| EXCERPT |
The Samhitas
There are four collections or Samhitas, namely rig-Veda, Sama-Veda, Yajur-Veda and Atharva-Veda. Of these the rig-Veda is probably the earliest. The Sama-Veda has practically no independent value, for it consists of stanzas taken (excepting only 75) entirely from the rig-Veda, which were meant to be sung to certain fixed melodies, and may thus be called the book of chants.
The Yajur-Veda however contains in addition to the verses taken from the rig-Veda many original prose formulas. The arrangement of the verses of the Sama-Veda is solely with reference to their place and use in the Soma sacrifice; the contents of the Yajur-Veda are arranged in the order in which the verses were actually employed in the various religious sacrifices. It is therefore called the Veda of Yajus–sacrificial prayers.
These may be contrasted with the arrangement in the rig-Veda in this, that there the verses are generally arranged in accordance with the gods who are adored in them. Thus, for example, first we get all the poems addressed to Agni or the Fire-god, then all those to the god Indra and so on. The fourth collection, the Atharva-Veda, probably attained its present form considerably later than the rig-Veda. In spirit, however, as Professor Macdonell says, “It is not only entirely different from the Rigveda but represents a much more primitive stage of thought.
While the Rigveda deals almost exclusively with the higher gods as conceived by a comparatively advanced and refined sacerdotal class, the Atharva-Veda is, in the main a book of spells and incantations appealing to the demon world, and teems with notions about witchcraft current among the lower grades of the population, and derived from an immemorial antiquity. These two, thus complementary to each other in contents are obviously the most important of the four Vedas (1).”
1: A.A. Macdonell’s History of Sanskrit Literature, p. 31.

Bounding box prediction records:
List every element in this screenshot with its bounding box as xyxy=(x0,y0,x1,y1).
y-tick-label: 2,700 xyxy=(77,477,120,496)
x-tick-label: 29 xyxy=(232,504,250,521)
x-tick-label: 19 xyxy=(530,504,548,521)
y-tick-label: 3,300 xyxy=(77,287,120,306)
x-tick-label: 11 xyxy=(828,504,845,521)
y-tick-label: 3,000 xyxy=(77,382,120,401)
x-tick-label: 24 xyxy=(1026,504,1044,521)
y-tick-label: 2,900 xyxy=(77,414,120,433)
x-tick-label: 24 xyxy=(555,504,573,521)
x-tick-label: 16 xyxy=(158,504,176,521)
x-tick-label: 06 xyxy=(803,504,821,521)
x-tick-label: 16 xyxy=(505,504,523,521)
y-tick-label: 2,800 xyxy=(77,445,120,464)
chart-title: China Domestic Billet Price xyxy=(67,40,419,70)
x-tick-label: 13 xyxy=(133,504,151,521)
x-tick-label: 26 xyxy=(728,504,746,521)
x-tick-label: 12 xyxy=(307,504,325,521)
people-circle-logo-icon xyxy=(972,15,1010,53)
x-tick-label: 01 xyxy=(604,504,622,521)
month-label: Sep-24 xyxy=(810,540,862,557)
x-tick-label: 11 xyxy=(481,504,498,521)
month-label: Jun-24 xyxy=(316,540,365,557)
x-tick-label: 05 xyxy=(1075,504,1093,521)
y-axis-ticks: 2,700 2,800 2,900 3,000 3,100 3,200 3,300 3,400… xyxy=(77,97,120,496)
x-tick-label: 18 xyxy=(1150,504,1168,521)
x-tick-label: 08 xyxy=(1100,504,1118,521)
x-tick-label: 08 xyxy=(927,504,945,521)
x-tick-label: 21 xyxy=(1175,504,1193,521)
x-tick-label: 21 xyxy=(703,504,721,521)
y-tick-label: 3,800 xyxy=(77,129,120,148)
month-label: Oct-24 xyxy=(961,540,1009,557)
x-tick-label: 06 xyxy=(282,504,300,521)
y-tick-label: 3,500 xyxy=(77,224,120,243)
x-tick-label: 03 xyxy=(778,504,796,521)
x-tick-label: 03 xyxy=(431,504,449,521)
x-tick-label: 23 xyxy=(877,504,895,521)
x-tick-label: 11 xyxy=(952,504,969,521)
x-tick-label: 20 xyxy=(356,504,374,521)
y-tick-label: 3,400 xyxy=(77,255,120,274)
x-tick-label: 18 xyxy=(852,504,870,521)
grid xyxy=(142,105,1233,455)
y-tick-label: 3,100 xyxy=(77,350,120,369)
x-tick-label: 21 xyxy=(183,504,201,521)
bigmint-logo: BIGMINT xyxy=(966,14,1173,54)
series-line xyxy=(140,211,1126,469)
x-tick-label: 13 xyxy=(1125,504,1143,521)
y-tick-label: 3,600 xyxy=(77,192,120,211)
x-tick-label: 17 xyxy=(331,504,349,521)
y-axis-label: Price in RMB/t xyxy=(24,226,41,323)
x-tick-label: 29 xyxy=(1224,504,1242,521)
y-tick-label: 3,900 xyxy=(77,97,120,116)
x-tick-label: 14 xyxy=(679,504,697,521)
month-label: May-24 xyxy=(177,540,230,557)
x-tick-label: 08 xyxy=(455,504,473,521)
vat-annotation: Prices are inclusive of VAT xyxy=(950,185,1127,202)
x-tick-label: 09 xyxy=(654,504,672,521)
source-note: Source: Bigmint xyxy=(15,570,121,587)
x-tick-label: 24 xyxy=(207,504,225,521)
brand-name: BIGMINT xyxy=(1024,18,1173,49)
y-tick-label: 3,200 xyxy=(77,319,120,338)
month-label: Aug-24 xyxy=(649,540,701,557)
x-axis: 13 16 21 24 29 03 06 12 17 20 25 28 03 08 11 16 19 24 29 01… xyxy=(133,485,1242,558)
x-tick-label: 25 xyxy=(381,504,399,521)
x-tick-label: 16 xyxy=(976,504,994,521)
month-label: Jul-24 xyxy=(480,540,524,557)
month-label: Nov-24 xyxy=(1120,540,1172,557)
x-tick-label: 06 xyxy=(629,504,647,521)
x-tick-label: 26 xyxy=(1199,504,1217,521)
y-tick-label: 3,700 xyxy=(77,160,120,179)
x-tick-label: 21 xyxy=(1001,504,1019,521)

| PROBLEM REQUIREMENTS |
Can you return the part of the passage on the Samhitas that begins at the words "These may be" and stops after "stage of thought.", copied word for word? These records were drawn from a separate source.

| ANSWER SPACE |
These may be contrasted with the arrangement in the rig-Veda in this, that there the verses are generally arranged in accordance with the gods who are adored in them. Thus, for example, first we get all the poems addressed to Agni or the Fire-god, then all those to the god Indra and so on. The fourth collection, the Atharva-Veda, probably attained its present form considerably later than the rig-Veda. In spirit, however, as Professor Macdonell says, “It is not only entirely different from the Rigveda but represents a much more primitive stage of thought.